>> Begin

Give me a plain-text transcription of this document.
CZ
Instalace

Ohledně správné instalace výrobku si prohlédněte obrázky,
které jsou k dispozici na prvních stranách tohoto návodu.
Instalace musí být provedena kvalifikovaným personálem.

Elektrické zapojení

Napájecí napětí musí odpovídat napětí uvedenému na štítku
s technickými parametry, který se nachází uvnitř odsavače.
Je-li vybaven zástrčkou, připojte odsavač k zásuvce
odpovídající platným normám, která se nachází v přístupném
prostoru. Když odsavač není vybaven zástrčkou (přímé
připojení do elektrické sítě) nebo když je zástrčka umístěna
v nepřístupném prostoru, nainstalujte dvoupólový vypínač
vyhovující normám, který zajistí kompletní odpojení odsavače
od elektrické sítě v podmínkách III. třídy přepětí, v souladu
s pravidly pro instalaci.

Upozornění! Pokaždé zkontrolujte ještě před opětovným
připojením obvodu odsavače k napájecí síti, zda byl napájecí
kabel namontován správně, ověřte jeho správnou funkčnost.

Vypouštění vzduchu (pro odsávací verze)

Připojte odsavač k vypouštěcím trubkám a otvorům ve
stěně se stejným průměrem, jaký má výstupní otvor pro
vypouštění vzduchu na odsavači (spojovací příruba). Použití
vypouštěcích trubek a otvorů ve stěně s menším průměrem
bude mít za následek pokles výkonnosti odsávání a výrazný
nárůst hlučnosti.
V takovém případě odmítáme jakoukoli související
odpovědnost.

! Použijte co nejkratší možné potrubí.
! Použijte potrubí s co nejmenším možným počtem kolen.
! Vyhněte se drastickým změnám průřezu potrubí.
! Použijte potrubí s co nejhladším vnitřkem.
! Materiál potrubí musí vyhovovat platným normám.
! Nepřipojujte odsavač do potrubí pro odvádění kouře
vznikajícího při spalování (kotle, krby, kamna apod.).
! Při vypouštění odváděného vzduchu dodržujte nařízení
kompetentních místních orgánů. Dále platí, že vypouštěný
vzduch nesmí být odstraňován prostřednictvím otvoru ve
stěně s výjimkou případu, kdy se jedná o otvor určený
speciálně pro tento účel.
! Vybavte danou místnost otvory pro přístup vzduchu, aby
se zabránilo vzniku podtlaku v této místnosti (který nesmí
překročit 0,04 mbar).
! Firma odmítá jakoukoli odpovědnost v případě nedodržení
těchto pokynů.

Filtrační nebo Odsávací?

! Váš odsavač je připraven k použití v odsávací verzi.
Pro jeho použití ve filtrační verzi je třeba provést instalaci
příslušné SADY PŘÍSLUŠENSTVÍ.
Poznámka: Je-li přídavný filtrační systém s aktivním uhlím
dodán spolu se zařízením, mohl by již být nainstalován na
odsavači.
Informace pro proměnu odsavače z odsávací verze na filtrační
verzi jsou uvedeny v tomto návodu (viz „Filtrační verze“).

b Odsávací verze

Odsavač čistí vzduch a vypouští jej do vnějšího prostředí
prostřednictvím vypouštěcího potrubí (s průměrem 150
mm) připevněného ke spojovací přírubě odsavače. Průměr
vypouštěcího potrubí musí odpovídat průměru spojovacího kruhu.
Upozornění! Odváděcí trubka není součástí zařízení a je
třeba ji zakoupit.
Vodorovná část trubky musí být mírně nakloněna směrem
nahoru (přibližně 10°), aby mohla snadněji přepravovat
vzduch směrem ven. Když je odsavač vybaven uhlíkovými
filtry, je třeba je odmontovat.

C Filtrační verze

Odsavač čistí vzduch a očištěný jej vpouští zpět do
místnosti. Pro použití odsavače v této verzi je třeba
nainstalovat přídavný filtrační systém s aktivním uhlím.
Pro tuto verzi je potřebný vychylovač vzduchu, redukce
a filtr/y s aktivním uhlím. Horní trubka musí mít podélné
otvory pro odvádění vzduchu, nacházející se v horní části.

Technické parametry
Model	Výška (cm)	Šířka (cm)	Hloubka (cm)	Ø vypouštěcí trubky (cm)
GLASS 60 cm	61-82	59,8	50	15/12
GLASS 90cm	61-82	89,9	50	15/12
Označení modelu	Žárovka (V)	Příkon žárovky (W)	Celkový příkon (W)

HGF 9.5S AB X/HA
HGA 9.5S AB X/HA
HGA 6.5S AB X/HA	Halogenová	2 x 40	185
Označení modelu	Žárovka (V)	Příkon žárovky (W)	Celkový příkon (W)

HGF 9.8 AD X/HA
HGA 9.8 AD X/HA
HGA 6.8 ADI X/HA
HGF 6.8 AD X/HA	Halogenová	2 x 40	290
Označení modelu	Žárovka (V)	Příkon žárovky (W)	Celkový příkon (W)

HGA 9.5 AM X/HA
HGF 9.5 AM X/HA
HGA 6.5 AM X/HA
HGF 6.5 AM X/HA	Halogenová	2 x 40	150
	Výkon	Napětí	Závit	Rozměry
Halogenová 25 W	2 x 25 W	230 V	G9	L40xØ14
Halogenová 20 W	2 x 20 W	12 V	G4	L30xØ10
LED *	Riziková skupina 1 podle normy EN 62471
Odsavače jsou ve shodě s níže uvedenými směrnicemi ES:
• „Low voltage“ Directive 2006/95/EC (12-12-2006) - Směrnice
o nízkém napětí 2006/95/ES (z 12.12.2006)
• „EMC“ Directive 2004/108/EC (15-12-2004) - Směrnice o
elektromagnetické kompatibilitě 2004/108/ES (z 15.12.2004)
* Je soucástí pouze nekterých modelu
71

>> End

What you will do: Transcribe every record above exactly as it appears.

Written solution:
Give me a plain-text transcription of this document.
CZ
Instalace

Ohledně správné instalace výrobku si prohlédněte obrázky,
které jsou k dispozici na prvních stranách tohoto návodu.
Instalace musí být provedena kvalifikovaným personálem.

Elektrické zapojení

Napájecí napětí musí odpovídat napětí uvedenému na štítku
s technickými parametry, který se nachází uvnitř odsavače.
Je-li vybaven zástrčkou, připojte odsavač k zásuvce
odpovídající platným normám, která se nachází v přístupném
prostoru. Když odsavač není vybaven zástrčkou (přímé
připojení do elektrické sítě) nebo když je zástrčka umístěna
v nepřístupném prostoru, nainstalujte dvoupólový vypínač
vyhovující normám, který zajistí kompletní odpojení odsavače
od elektrické sítě v podmínkách III. třídy přepětí, v souladu
s pravidly pro instalaci.

Upozornění! Pokaždé zkontrolujte ještě před opětovným
připojením obvodu odsavače k napájecí síti, zda byl napájecí
kabel namontován správně, ověřte jeho správnou funkčnost.

Vypouštění vzduchu (pro odsávací verze)

Připojte odsavač k vypouštěcím trubkám a otvorům ve
stěně se stejným průměrem, jaký má výstupní otvor pro
vypouštění vzduchu na odsavači (spojovací příruba). Použití
vypouštěcích trubek a otvorů ve stěně s menším průměrem
bude mít za následek pokles výkonnosti odsávání a výrazný
nárůst hlučnosti.
V takovém případě odmítáme jakoukoli související
odpovědnost.

! Použijte co nejkratší možné potrubí.
! Použijte potrubí s co nejmenším možným počtem kolen.
! Vyhněte se drastickým změnám průřezu potrubí.
! Použijte potrubí s co nejhladším vnitřkem.
! Materiál potrubí musí vyhovovat platným normám.
! Nepřipojujte odsavač do potrubí pro odvádění kouře
vznikajícího při spalování (kotle, krby, kamna apod.).
! Při vypouštění odváděného vzduchu dodržujte nařízení
kompetentních místních orgánů. Dále platí, že vypouštěný
vzduch nesmí být odstraňován prostřednictvím otvoru ve
stěně s výjimkou případu, kdy se jedná o otvor určený
speciálně pro tento účel.
! Vybavte danou místnost otvory pro přístup vzduchu, aby
se zabránilo vzniku podtlaku v této místnosti (který nesmí
překročit 0,04 mbar).
! Firma odmítá jakoukoli odpovědnost v případě nedodržení
těchto pokynů.

Filtrační nebo Odsávací?

! Váš odsavač je připraven k použití v odsávací verzi.
Pro jeho použití ve filtrační verzi je třeba provést instalaci
příslušné SADY PŘÍSLUŠENSTVÍ.
Poznámka: Je-li přídavný filtrační systém s aktivním uhlím
dodán spolu se zařízením, mohl by již být nainstalován na
odsavači.
Informace pro proměnu odsavače z odsávací verze na filtrační
verzi jsou uvedeny v tomto návodu (viz „Filtrační verze“).

b Odsávací verze

Odsavač čistí vzduch a vypouští jej do vnějšího prostředí
prostřednictvím vypouštěcího potrubí (s průměrem 150
mm) připevněného ke spojovací přírubě odsavače. Průměr
vypouštěcího potrubí musí odpovídat průměru spojovacího kruhu.
Upozornění! Odváděcí trubka není součástí zařízení a je
třeba ji zakoupit.
Vodorovná část trubky musí být mírně nakloněna směrem
nahoru (přibližně 10°), aby mohla snadněji přepravovat
vzduch směrem ven. Když je odsavač vybaven uhlíkovými
filtry, je třeba je odmontovat.

C Filtrační verze

Odsavač čistí vzduch a očištěný jej vpouští zpět do
místnosti. Pro použití odsavače v této verzi je třeba
nainstalovat přídavný filtrační systém s aktivním uhlím.
Pro tuto verzi je potřebný vychylovač vzduchu, redukce
a filtr/y s aktivním uhlím. Horní trubka musí mít podélné
otvory pro odvádění vzduchu, nacházející se v horní části.

Technické parametry
Model	Výška (cm)	Šířka (cm)	Hloubka (cm)	Ø vypouštěcí trubky (cm)
GLASS 60 cm	61-82	59,8	50	15/12
GLASS 90cm	61-82	89,9	50	15/12
Označení modelu	Žárovka (V)	Příkon žárovky (W)	Celkový příkon (W)

HGF 9.5S AB X/HA
HGA 9.5S AB X/HA
HGA 6.5S AB X/HA	Halogenová	2 x 40	185
Označení modelu	Žárovka (V)	Příkon žárovky (W)	Celkový příkon (W)

HGF 9.8 AD X/HA
HGA 9.8 AD X/HA
HGA 6.8 ADI X/HA
HGF 6.8 AD X/HA	Halogenová	2 x 40	290
Označení modelu	Žárovka (V)	Příkon žárovky (W)	Celkový příkon (W)

HGA 9.5 AM X/HA
HGF 9.5 AM X/HA
HGA 6.5 AM X/HA
HGF 6.5 AM X/HA	Halogenová	2 x 40	150
	Výkon	Napětí	Závit	Rozměry
Halogenová 25 W	2 x 25 W	230 V	G9	L40xØ14
Halogenová 20 W	2 x 20 W	12 V	G4	L30xØ10
LED *	Riziková skupina 1 podle normy EN 62471
Odsavače jsou ve shodě s níže uvedenými směrnicemi ES:
• „Low voltage“ Directive 2006/95/EC (12-12-2006) - Směrnice
o nízkém napětí 2006/95/ES (z 12.12.2006)
• „EMC“ Directive 2004/108/EC (15-12-2004) - Směrnice o
elektromagnetické kompatibilitě 2004/108/ES (z 15.12.2004)
* Je soucástí pouze nekterých modelu
71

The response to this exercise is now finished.